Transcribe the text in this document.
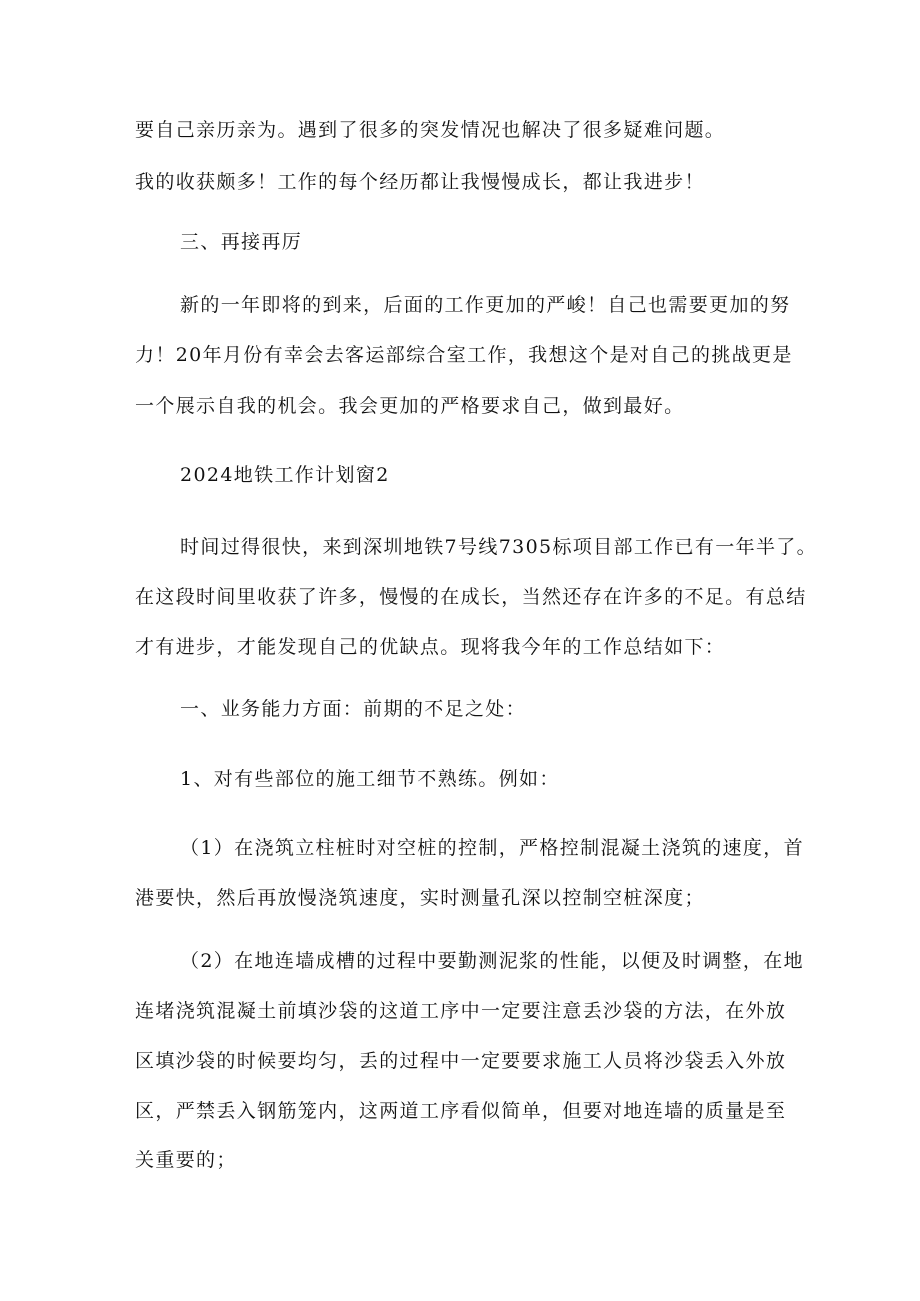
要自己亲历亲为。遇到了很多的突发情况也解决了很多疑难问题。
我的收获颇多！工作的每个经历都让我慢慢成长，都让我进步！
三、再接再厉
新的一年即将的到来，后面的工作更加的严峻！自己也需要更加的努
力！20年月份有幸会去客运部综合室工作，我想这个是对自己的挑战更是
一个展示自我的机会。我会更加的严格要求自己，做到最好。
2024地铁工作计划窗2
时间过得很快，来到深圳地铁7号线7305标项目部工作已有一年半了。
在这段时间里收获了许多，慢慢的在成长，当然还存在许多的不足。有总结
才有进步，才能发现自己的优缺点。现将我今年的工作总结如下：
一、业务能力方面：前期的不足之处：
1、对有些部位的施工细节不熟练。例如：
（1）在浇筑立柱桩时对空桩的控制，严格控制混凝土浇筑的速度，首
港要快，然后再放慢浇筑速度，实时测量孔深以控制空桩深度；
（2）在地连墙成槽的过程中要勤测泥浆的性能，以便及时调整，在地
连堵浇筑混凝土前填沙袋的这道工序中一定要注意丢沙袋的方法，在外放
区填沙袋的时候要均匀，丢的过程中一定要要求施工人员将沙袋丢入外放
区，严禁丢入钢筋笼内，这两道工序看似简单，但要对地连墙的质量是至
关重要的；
..........
▶ The task: Write the listing out a second time exactly, dropping all images.

▶ Task response:
Transcribe the text in this document.
要自己亲历亲为。遇到了很多的突发情况也解决了很多疑难问题。
我的收获颇多！工作的每个经历都让我慢慢成长，都让我进步！
三、再接再厉
新的一年即将的到来，后面的工作更加的严峻！自己也需要更加的努
力！20年月份有幸会去客运部综合室工作，我想这个是对自己的挑战更是
一个展示自我的机会。我会更加的严格要求自己，做到最好。
2024地铁工作计划窗2
时间过得很快，来到深圳地铁7号线7305标项目部工作已有一年半了。
在这段时间里收获了许多，慢慢的在成长，当然还存在许多的不足。有总结
才有进步，才能发现自己的优缺点。现将我今年的工作总结如下：
一、业务能力方面：前期的不足之处：
1、对有些部位的施工细节不熟练。例如：
（1）在浇筑立柱桩时对空桩的控制，严格控制混凝土浇筑的速度，首
港要快，然后再放慢浇筑速度，实时测量孔深以控制空桩深度；
（2）在地连墙成槽的过程中要勤测泥浆的性能，以便及时调整，在地
连堵浇筑混凝土前填沙袋的这道工序中一定要注意丢沙袋的方法，在外放
区填沙袋的时候要均匀，丢的过程中一定要要求施工人员将沙袋丢入外放
区，严禁丢入钢筋笼内，这两道工序看似简单，但要对地连墙的质量是至
关重要的；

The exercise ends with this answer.